In the entries below, count every line containing "partida". Return the number and nothing else.
-=-=-
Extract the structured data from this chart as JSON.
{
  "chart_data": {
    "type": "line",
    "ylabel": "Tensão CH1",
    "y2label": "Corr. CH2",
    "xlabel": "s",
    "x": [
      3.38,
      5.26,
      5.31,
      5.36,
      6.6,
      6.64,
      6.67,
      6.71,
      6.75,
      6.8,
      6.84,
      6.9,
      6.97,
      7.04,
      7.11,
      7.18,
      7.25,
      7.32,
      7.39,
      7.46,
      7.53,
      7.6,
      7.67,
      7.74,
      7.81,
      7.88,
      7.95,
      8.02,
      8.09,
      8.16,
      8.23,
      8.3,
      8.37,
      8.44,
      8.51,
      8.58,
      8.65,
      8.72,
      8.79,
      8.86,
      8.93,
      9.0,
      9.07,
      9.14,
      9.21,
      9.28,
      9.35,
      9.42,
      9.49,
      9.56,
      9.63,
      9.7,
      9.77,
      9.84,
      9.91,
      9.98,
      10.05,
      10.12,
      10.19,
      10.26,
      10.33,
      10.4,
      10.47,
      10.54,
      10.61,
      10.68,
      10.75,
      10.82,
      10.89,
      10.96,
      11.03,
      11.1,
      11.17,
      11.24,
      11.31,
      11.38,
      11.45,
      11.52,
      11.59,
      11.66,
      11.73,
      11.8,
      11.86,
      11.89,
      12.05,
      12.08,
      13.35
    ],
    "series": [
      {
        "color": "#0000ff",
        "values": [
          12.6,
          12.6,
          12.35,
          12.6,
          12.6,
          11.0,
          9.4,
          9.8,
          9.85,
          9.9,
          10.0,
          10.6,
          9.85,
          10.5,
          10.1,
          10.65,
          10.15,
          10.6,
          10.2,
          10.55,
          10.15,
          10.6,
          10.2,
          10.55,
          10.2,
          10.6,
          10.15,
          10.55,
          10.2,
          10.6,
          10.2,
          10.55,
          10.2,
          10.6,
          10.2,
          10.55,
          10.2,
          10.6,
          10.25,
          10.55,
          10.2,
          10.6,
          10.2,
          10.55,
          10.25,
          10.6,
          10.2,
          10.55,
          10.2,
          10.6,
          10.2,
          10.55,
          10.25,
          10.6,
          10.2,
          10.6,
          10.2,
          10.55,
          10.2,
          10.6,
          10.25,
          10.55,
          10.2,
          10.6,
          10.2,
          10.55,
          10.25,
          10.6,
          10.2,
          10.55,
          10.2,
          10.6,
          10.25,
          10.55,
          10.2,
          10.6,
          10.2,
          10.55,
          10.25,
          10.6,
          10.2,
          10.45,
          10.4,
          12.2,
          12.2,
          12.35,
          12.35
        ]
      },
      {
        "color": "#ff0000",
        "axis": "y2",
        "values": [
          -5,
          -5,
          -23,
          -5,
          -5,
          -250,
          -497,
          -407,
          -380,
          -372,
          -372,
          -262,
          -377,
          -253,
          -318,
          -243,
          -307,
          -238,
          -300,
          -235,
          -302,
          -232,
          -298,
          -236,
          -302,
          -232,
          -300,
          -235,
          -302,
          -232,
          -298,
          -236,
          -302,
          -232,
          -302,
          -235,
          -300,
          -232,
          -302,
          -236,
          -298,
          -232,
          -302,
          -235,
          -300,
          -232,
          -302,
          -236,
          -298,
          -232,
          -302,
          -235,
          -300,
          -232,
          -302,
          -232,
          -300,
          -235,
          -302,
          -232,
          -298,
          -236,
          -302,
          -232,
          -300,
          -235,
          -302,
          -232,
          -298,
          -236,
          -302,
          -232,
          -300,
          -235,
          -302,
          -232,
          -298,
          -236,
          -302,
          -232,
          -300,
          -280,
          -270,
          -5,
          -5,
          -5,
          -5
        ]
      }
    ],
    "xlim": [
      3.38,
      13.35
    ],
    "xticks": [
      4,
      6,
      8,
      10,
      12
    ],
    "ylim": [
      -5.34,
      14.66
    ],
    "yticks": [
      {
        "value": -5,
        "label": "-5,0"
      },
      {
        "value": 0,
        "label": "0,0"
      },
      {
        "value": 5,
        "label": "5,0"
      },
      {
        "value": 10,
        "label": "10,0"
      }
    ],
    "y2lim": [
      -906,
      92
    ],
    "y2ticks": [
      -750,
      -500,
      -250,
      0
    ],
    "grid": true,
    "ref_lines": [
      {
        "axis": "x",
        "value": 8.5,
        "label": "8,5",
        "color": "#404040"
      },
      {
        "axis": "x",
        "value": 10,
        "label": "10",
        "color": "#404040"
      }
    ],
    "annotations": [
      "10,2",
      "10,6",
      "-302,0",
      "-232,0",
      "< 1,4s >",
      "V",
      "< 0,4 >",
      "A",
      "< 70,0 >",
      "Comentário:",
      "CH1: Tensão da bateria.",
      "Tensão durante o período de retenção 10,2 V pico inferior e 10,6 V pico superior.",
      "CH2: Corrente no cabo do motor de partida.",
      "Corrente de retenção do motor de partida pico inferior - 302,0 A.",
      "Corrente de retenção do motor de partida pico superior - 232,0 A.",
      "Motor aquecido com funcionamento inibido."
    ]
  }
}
-=-=-
▶ [WORKED ANSWER]
3